**REQUIRED ACTION:** Pick up the article on onions and cancer prevention where it stops, and write its continuation.

**GIVEN PASSAGE:**

Along with their vast culinary significance, onions have been scientifically found to have potent qualities that help protect the body from cancer. While all onions work to serve this important purpose to varying degrees, red onions contain additional cancer-fighting compounds, which also give them their vibrant color.
Researchers have long known that onions have a noteworthy role to play in cancer prevention. Part of their anticarcinogenic nature stems from their organosulfur content. Sulfur is a very important mineral to the human body; it supports optimal cardiovascular function, as well as optimal nervous system and muscular health.
A 1988 study, published in the journal Carcinogenesis, tested eight organosulfur compounds derived from both onions and garlic.
The authors of the study concluded, “in evaluating relationships between diet and cancer, it would be useful to consider the possible role of garlic and onion organosulfur compounds as protective agents.”
Another study, performed in 2001 and published in the journal Nutrition and Cancer, declares, “there is evidence that onions and garlic protect against cancer in humans. It has been suggested that this effect is due to the organosulfur compounds in these vegetables and that these substances act through induction of phase II detoxification enzymes.”
Flavonoids, another group of antioxidants contained in onions, also contribute significantly to their anticarcinogenic effects. These types of antioxidants, also called flavonoid glycosides, have been found to help boost the immune system and strengthen capillaries, along with protecting against many cancers.
Dr. Rui Hai Liu, an associate professor of food science at Cornell University, states, “onions are one of the richest sources of flavonoids in the human diet. And flavonoid consumption has been associated with a reduced risk of cancer, heart disease and diabetes. Flavonoids are not only anti-cancer but also are known to be anti-bacterial, anti-viral, anti-allergenic and anti-inflammatory.”
A 2005 study published in the Journal of Agricultural and Food Chemistry found seven different flavonoids in southern Italian red onions. One of the flavonoid types found in the highest concentration was quercetin.

**DATASET CONTENT:**
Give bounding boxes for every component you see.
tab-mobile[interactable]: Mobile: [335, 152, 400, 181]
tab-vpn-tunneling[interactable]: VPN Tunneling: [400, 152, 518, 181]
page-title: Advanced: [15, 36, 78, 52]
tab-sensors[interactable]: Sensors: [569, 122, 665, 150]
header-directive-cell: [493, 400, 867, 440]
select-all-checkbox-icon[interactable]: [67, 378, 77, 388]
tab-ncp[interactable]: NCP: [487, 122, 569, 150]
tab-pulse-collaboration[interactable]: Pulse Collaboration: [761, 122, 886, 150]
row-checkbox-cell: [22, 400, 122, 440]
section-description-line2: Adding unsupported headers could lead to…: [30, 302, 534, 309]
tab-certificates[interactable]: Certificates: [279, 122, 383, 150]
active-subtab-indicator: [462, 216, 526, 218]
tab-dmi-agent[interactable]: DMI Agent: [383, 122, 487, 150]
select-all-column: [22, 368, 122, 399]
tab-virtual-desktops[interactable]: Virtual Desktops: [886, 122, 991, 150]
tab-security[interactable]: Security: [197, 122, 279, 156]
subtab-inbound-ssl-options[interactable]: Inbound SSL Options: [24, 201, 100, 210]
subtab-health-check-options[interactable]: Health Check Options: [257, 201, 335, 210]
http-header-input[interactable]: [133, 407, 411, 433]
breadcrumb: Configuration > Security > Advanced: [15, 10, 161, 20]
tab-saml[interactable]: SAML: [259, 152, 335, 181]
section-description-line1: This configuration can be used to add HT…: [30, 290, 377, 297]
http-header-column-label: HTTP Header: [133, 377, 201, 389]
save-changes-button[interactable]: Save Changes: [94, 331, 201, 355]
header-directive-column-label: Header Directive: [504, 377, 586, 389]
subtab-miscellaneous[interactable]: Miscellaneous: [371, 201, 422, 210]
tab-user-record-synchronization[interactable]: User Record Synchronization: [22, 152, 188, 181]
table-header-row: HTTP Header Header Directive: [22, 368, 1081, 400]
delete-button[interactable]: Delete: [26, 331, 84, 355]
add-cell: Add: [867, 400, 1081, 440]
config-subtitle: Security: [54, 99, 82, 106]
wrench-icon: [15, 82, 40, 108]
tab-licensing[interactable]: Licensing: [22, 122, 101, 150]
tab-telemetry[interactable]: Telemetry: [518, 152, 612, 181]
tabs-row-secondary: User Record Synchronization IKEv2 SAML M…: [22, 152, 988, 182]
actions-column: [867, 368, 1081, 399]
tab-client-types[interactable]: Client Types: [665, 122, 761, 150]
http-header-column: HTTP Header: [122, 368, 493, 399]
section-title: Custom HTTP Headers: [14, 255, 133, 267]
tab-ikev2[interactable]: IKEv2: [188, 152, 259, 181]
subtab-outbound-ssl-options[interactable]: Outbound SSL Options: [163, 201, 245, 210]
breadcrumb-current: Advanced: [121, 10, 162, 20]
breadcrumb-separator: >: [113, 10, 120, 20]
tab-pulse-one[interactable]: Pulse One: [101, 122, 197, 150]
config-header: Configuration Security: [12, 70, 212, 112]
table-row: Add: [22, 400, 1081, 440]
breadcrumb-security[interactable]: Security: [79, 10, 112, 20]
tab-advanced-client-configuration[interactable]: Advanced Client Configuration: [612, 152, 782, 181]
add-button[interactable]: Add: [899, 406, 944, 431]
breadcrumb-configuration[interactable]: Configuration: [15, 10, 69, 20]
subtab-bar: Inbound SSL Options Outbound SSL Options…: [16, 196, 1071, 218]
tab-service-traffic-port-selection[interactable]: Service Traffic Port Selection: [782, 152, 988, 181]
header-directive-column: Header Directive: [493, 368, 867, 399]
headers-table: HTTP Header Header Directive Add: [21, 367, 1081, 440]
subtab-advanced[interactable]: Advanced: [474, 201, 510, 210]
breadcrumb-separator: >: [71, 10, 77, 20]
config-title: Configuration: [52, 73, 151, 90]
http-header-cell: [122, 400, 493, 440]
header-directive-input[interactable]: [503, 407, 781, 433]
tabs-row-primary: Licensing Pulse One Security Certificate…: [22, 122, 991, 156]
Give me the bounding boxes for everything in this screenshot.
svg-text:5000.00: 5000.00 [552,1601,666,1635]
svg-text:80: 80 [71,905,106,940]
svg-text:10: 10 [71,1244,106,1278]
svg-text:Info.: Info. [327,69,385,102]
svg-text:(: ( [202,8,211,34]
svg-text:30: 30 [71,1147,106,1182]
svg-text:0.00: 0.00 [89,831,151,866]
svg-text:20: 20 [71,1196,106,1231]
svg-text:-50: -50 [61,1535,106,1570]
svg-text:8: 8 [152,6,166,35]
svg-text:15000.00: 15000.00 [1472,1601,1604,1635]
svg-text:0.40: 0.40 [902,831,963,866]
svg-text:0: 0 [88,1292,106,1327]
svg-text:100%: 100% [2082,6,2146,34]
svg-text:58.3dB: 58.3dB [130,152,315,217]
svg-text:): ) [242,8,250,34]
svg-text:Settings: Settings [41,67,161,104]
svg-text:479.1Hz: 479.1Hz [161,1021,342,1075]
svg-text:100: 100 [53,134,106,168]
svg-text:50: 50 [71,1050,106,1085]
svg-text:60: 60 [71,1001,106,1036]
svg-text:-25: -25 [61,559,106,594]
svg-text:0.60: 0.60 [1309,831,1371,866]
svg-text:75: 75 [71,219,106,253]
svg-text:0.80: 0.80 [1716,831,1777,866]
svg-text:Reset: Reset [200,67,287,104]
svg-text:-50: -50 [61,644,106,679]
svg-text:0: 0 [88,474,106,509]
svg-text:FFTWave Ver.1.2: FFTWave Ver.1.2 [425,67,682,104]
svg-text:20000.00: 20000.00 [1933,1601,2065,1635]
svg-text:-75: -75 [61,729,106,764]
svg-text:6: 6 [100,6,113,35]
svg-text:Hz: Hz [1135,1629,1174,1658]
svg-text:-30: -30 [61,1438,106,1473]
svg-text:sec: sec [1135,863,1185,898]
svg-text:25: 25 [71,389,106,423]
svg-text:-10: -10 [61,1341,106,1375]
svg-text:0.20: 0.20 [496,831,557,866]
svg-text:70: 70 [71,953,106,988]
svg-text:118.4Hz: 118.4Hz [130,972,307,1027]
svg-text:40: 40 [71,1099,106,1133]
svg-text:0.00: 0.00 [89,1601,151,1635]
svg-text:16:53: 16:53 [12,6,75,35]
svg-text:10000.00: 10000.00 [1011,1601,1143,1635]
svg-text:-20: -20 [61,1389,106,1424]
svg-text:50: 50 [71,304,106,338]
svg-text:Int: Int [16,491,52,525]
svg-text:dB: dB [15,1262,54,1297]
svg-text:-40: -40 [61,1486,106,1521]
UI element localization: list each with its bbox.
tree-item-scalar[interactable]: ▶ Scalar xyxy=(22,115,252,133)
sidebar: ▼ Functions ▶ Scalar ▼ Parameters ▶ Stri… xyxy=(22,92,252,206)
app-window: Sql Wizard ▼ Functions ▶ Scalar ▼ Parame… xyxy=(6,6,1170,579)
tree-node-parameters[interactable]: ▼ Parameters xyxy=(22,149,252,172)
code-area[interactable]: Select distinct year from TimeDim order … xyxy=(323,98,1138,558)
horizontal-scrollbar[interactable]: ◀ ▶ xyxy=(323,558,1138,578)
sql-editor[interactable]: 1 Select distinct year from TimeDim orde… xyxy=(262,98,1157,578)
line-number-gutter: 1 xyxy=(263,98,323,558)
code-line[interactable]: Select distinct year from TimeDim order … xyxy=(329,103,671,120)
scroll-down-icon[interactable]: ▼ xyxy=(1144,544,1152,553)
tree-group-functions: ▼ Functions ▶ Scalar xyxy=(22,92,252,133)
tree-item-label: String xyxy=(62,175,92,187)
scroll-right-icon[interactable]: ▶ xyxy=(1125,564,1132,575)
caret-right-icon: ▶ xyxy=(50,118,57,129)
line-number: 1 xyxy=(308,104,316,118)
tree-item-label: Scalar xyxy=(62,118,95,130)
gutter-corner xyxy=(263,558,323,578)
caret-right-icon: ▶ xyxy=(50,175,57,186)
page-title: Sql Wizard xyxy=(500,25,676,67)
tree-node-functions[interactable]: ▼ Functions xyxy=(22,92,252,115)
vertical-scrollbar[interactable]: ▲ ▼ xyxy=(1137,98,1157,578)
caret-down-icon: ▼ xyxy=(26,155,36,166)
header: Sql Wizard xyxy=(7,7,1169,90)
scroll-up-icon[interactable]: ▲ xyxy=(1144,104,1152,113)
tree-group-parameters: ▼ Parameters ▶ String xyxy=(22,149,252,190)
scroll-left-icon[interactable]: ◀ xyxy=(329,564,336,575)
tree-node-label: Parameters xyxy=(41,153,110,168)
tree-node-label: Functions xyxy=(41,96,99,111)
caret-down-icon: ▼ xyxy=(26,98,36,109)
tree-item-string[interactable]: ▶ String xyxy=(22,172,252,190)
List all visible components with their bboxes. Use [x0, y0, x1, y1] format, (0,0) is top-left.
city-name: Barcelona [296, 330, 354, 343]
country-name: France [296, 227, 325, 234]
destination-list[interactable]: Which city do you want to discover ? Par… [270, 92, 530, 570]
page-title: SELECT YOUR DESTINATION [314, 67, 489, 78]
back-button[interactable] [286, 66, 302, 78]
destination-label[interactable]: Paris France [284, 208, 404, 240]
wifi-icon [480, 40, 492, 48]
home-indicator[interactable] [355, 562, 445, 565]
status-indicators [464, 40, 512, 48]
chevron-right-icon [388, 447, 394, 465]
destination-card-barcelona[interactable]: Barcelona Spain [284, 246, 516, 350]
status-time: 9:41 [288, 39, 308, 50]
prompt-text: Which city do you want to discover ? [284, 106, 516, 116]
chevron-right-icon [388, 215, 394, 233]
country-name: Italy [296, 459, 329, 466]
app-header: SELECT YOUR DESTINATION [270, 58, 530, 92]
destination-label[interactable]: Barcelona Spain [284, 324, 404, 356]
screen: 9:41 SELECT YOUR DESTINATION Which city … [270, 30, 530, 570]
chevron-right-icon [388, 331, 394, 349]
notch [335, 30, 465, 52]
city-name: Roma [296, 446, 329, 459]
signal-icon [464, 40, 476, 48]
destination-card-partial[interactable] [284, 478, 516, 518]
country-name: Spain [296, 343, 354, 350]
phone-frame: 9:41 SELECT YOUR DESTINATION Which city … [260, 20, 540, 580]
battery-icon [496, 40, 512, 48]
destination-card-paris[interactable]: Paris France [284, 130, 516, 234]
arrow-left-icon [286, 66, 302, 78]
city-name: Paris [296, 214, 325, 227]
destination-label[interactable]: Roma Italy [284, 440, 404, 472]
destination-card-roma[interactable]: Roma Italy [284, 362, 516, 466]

**ANSWER TO THE EXERCISE:**
Quercetin, along with being linked to reducing the risk of heart disease and alleviating symptoms of allergies, prostatitis and inflammatory conditions such as rheumatoid arthritis, has also been found to inhibit the growth of breast, colon, endometrial, lung and prostate cancers.
Along with the rich anticarcinogenic benefits of other onions, red onions contain anthocyanins, a group of flavonoid antioxidants that gives them their purple-red pigment. Anthocyanins have been associated with heart health, improved cognitive function, longevity and protection from cancer. They are also linked to healthy eyesight, alleviation of allergy symptoms and guarding the stomach lining from damage.
It is important to note that much of the antioxidant content of red onions is found in the outer layers very near the peel. Because of this, it is crucial to peel the onion as little as possible to keep the maximum amount of these valuable compounds.
It is ideal to eat red onions raw. However, if you choose to cook them, let them sit for 10 or 15 minutes after slicing before you cook, in order to release more sulfur compounds and encourage heat resistance. When cooking, low and slow is best to maintain maximum quercetin content.
There are a virtually endless number of ways to incorporate red onions – both raw and cooked – into recipes. One delicious raw preparation is to simply slice them, add them to your favorite raw, leafy greens (such as arugula or spinach), and dress with extra virgin olive oil, sea salt and a splash of fresh lime juice.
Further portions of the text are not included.